What is asked: Go through the listing and copy every line word for word.

>> Start Supplied material

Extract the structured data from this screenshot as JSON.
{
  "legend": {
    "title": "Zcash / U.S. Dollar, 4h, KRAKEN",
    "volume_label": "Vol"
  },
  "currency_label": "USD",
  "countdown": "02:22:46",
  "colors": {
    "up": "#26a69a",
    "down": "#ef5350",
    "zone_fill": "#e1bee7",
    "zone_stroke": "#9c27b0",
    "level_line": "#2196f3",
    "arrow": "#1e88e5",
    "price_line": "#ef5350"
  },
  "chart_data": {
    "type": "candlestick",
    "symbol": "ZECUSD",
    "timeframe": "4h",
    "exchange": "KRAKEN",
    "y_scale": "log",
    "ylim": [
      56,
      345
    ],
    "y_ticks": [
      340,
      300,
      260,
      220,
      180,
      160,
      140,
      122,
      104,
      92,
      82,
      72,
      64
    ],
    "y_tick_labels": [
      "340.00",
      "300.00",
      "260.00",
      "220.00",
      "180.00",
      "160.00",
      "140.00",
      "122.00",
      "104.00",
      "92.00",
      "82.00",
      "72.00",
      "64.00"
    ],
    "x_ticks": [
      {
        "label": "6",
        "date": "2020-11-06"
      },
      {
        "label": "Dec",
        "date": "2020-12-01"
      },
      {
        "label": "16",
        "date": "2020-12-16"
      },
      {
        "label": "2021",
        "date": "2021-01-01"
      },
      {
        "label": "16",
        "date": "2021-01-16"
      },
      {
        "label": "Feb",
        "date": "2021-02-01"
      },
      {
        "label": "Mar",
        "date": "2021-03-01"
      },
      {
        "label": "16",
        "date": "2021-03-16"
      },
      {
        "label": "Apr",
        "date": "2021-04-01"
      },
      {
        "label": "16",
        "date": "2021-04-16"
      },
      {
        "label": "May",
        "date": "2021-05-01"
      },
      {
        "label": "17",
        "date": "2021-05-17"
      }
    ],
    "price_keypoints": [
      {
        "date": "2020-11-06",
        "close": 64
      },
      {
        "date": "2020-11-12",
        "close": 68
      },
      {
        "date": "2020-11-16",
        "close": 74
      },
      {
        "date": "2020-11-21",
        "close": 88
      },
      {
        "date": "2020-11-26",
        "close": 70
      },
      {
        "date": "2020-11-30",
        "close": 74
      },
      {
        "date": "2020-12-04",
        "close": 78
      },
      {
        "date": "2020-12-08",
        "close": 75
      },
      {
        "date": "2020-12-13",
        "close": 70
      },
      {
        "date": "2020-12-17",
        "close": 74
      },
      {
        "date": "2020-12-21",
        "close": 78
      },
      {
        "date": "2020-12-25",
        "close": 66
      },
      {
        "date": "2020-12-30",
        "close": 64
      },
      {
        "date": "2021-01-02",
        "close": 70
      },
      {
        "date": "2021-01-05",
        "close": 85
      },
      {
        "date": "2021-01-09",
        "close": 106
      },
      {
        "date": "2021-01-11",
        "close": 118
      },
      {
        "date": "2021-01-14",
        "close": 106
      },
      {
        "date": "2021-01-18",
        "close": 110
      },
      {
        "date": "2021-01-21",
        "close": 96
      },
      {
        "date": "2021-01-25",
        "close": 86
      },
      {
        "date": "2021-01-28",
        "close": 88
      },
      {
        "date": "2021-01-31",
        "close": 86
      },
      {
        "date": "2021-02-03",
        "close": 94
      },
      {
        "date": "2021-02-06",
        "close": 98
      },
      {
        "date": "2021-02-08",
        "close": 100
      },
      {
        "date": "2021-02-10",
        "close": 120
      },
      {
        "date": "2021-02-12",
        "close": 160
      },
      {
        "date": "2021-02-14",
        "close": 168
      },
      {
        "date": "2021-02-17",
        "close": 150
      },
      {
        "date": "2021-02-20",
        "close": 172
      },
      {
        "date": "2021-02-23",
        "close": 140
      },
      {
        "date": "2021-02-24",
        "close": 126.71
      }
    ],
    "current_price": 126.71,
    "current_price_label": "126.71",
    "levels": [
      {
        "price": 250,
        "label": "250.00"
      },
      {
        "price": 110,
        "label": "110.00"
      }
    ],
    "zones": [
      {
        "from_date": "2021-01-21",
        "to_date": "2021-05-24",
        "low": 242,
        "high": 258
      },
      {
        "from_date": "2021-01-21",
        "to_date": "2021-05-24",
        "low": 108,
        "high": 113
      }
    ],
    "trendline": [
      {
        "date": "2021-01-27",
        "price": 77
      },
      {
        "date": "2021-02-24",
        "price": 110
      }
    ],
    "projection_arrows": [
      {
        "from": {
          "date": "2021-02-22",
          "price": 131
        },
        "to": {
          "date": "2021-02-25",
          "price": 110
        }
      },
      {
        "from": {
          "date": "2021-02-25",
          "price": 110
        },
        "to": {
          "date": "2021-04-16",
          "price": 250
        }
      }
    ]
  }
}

>> End Supplied material

Solution to this exercise:
Extract the structured data from this screenshot as JSON.
{
  "legend": {
    "title": "Zcash / U.S. Dollar, 4h, KRAKEN",
    "volume_label": "Vol"
  },
  "currency_label": "USD",
  "countdown": "02:22:46",
  "colors": {
    "up": "#26a69a",
    "down": "#ef5350",
    "zone_fill": "#e1bee7",
    "zone_stroke": "#9c27b0",
    "level_line": "#2196f3",
    "arrow": "#1e88e5",
    "price_line": "#ef5350"
  },
  "chart_data": {
    "type": "candlestick",
    "symbol": "ZECUSD",
    "timeframe": "4h",
    "exchange": "KRAKEN",
    "y_scale": "log",
    "ylim": [
      56,
      345
    ],
    "y_ticks": [
      340,
      300,
      260,
      220,
      180,
      160,
      140,
      122,
      104,
      92,
      82,
      72,
      64
    ],
    "y_tick_labels": [
      "340.00",
      "300.00",
      "260.00",
      "220.00",
      "180.00",
      "160.00",
      "140.00",
      "122.00",
      "104.00",
      "92.00",
      "82.00",
      "72.00",
      "64.00"
    ],
    "x_ticks": [
      {
        "label": "6",
        "date": "2020-11-06"
      },
      {
        "label": "Dec",
        "date": "2020-12-01"
      },
      {
        "label": "16",
        "date": "2020-12-16"
      },
      {
        "label": "2021",
        "date": "2021-01-01"
      },
      {
        "label": "16",
        "date": "2021-01-16"
      },
      {
        "label": "Feb",
        "date": "2021-02-01"
      },
      {
        "label": "Mar",
        "date": "2021-03-01"
      },
      {
        "label": "16",
        "date": "2021-03-16"
      },
      {
        "label": "Apr",
        "date": "2021-04-01"
      },
      {
        "label": "16",
        "date": "2021-04-16"
      },
      {
        "label": "May",
        "date": "2021-05-01"
      },
      {
        "label": "17",
        "date": "2021-05-17"
      }
    ],
    "price_keypoints": [
      {
        "date": "2020-11-06",
        "close": 64
      },
      {
        "date": "2020-11-12",
        "close": 68
      },
      {
        "date": "2020-11-16",
        "close": 74
      },
      {
        "date": "2020-11-21",
        "close": 88
      },
      {
        "date": "2020-11-26",
        "close": 70
      },
      {
        "date": "2020-11-30",
        "close": 74
      },
      {
        "date": "2020-12-04",
        "close": 78
      },
      {
        "date": "2020-12-08",
        "close": 75
      },
      {
        "date": "2020-12-13",
        "close": 70
      },
      {
        "date": "2020-12-17",
        "close": 74
      },
      {
        "date": "2020-12-21",
        "close": 78
      },
      {
        "date": "2020-12-25",
        "close": 66
      },
      {
        "date": "2020-12-30",
        "close": 64
      },
      {
        "date": "2021-01-02",
        "close": 70
      },
      {
        "date": "2021-01-05",
        "close": 85
      },
      {
        "date": "2021-01-09",
        "close": 106
      },
      {
        "date": "2021-01-11",
        "close": 118
      },
      {
        "date": "2021-01-14",
        "close": 106
      },
      {
        "date": "2021-01-18",
        "close": 110
      },
      {
        "date": "2021-01-21",
        "close": 96
      },
      {
        "date": "2021-01-25",
        "close": 86
      },
      {
        "date": "2021-01-28",
        "close": 88
      },
      {
        "date": "2021-01-31",
        "close": 86
      },
      {
        "date": "2021-02-03",
        "close": 94
      },
      {
        "date": "2021-02-06",
        "close": 98
      },
      {
        "date": "2021-02-08",
        "close": 100
      },
      {
        "date": "2021-02-10",
        "close": 120
      },
      {
        "date": "2021-02-12",
        "close": 160
      },
      {
        "date": "2021-02-14",
        "close": 168
      },
      {
        "date": "2021-02-17",
        "close": 150
      },
      {
        "date": "2021-02-20",
        "close": 172
      },
      {
        "date": "2021-02-23",
        "close": 140
      },
      {
        "date": "2021-02-24",
        "close": 126.71
      }
    ],
    "current_price": 126.71,
    "current_price_label": "126.71",
    "levels": [
      {
        "price": 250,
        "label": "250.00"
      },
      {
        "price": 110,
        "label": "110.00"
      }
    ],
    "zones": [
      {
        "from_date": "2021-01-21",
        "to_date": "2021-05-24",
        "low": 242,
        "high": 258
      },
      {
        "from_date": "2021-01-21",
        "to_date": "2021-05-24",
        "low": 108,
        "high": 113
      }
    ],
    "trendline": [
      {
        "date": "2021-01-27",
        "price": 77
      },
      {
        "date": "2021-02-24",
        "price": 110
      }
    ],
    "projection_arrows": [
      {
        "from": {
          "date": "2021-02-22",
          "price": 131
        },
        "to": {
          "date": "2021-02-25",
          "price": 110
        }
      },
      {
        "from": {
          "date": "2021-02-25",
          "price": 110
        },
        "to": {
          "date": "2021-04-16",
          "price": 250
        }
      }
    ]
  }
}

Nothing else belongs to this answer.